DIRECTIONS
Output every record below exactly as it appears.

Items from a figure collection

::::::::

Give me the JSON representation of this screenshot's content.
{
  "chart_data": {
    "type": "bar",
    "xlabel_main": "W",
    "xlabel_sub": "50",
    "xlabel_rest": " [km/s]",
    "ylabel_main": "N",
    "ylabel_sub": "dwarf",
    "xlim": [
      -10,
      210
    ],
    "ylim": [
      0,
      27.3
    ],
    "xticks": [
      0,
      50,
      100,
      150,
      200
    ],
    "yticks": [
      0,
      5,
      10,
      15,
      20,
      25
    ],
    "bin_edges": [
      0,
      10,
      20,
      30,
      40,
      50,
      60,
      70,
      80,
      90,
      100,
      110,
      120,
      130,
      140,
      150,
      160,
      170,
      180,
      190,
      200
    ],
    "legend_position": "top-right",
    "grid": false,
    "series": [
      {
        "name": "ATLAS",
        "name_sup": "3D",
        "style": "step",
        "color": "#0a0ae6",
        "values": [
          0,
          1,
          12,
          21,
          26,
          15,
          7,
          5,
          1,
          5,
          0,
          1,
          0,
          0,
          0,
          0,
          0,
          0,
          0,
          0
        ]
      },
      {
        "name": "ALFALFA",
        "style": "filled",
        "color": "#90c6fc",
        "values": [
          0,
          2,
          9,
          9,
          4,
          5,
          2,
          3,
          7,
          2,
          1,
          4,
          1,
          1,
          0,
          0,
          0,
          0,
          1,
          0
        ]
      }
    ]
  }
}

::::::::

WRITTEN RESPONSE
Give me the JSON representation of this screenshot's content.
{
  "chart_data": {
    "type": "bar",
    "xlabel_main": "W",
    "xlabel_sub": "50",
    "xlabel_rest": " [km/s]",
    "ylabel_main": "N",
    "ylabel_sub": "dwarf",
    "xlim": [
      -10,
      210
    ],
    "ylim": [
      0,
      27.3
    ],
    "xticks": [
      0,
      50,
      100,
      150,
      200
    ],
    "yticks": [
      0,
      5,
      10,
      15,
      20,
      25
    ],
    "bin_edges": [
      0,
      10,
      20,
      30,
      40,
      50,
      60,
      70,
      80,
      90,
      100,
      110,
      120,
      130,
      140,
      150,
      160,
      170,
      180,
      190,
      200
    ],
    "legend_position": "top-right",
    "grid": false,
    "series": [
      {
        "name": "ATLAS",
        "name_sup": "3D",
        "style": "step",
        "color": "#0a0ae6",
        "values": [
          0,
          1,
          12,
          21,
          26,
          15,
          7,
          5,
          1,
          5,
          0,
          1,
          0,
          0,
          0,
          0,
          0,
          0,
          0,
          0
        ]
      },
      {
        "name": "ALFALFA",
        "style": "filled",
        "color": "#90c6fc",
        "values": [
          0,
          2,
          9,
          9,
          4,
          5,
          2,
          3,
          7,
          2,
          1,
          4,
          1,
          1,
          0,
          0,
          0,
          0,
          1,
          0
        ]
      }
    ]
  }
}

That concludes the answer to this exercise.